(Data excerpts)
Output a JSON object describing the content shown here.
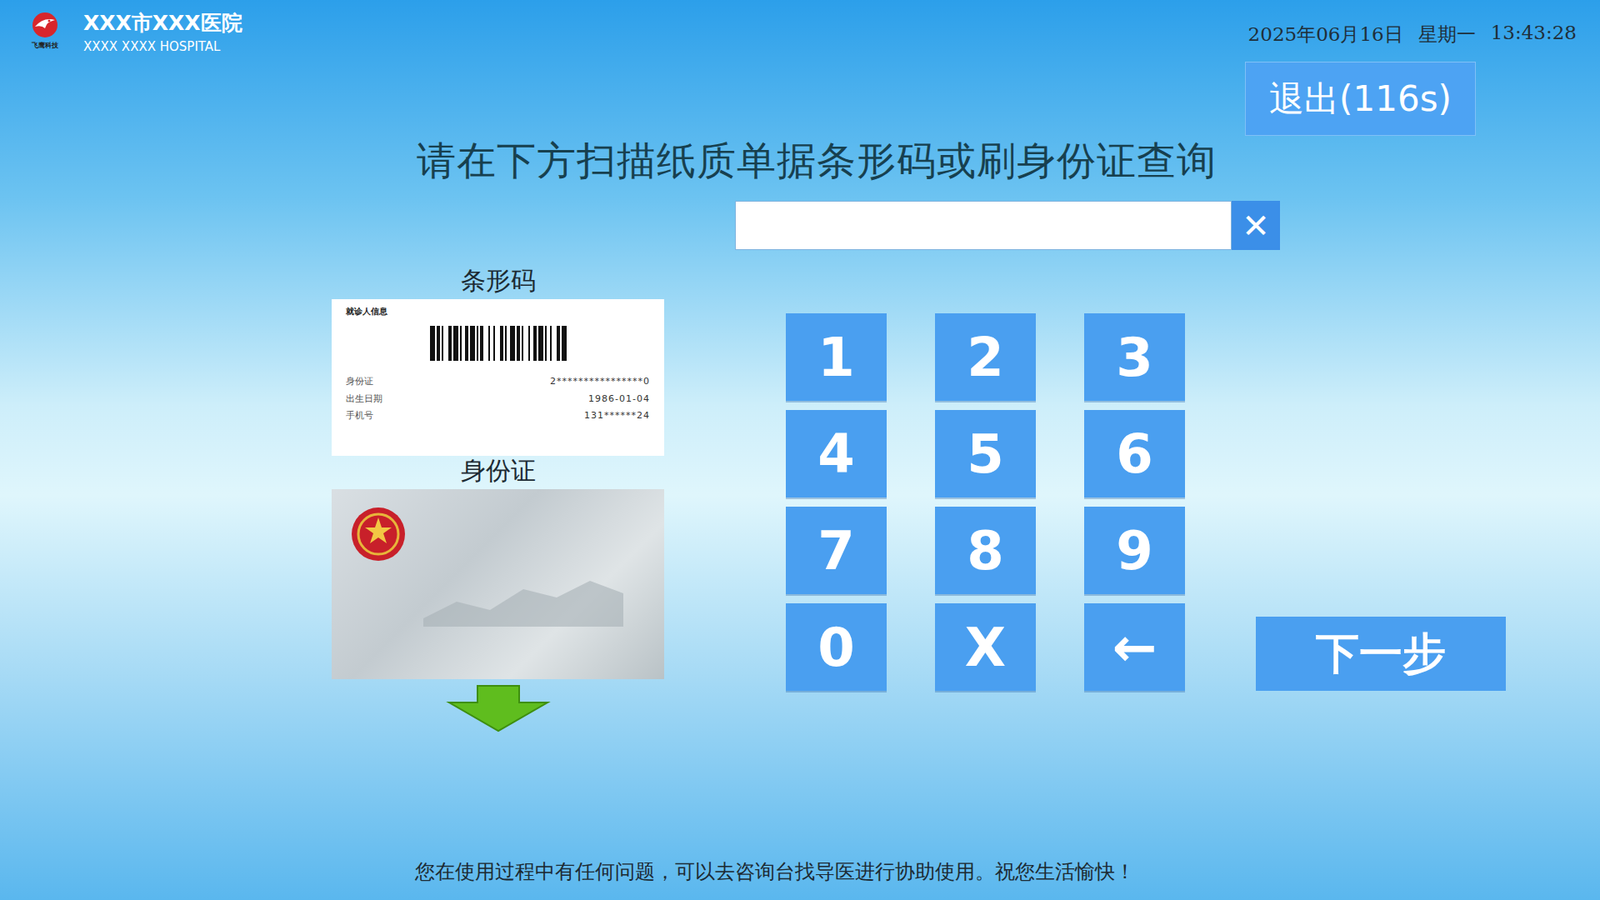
{
  "header": {
    "logo_text": "飞鹰科技",
    "hospital_name": "XXX市XXX医院",
    "hospital_name_en": "XXXX XXXX HOSPITAL",
    "date": "2025年06月16日",
    "weekday": "星期一",
    "time": "13:43:28"
  },
  "exit_button": "退出(116s)",
  "instruction": "请在下方扫描纸质单据条形码或刷身份证查询",
  "input": {
    "value": "",
    "clear": "✕"
  },
  "examples": {
    "barcode_label": "条形码",
    "barcode_card": {
      "title": "就诊人信息",
      "rows": [
        {
          "label": "身份证",
          "value": "2****************0"
        },
        {
          "label": "出生日期",
          "value": "1986-01-04"
        },
        {
          "label": "手机号",
          "value": "131******24"
        }
      ]
    },
    "id_card_label": "身份证"
  },
  "keypad": [
    "1",
    "2",
    "3",
    "4",
    "5",
    "6",
    "7",
    "8",
    "9",
    "0",
    "X",
    "←"
  ],
  "next_button": "下一步",
  "footer": "您在使用过程中有任何问题，可以去咨询台找导医进行协助使用。祝您生活愉快！"
}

Exercise directions: Pick every line with "value" in it and copy it.

Written solution:
    "value": "",
          "value": "2****************0"
          "value": "1986-01-04"
          "value": "131******24"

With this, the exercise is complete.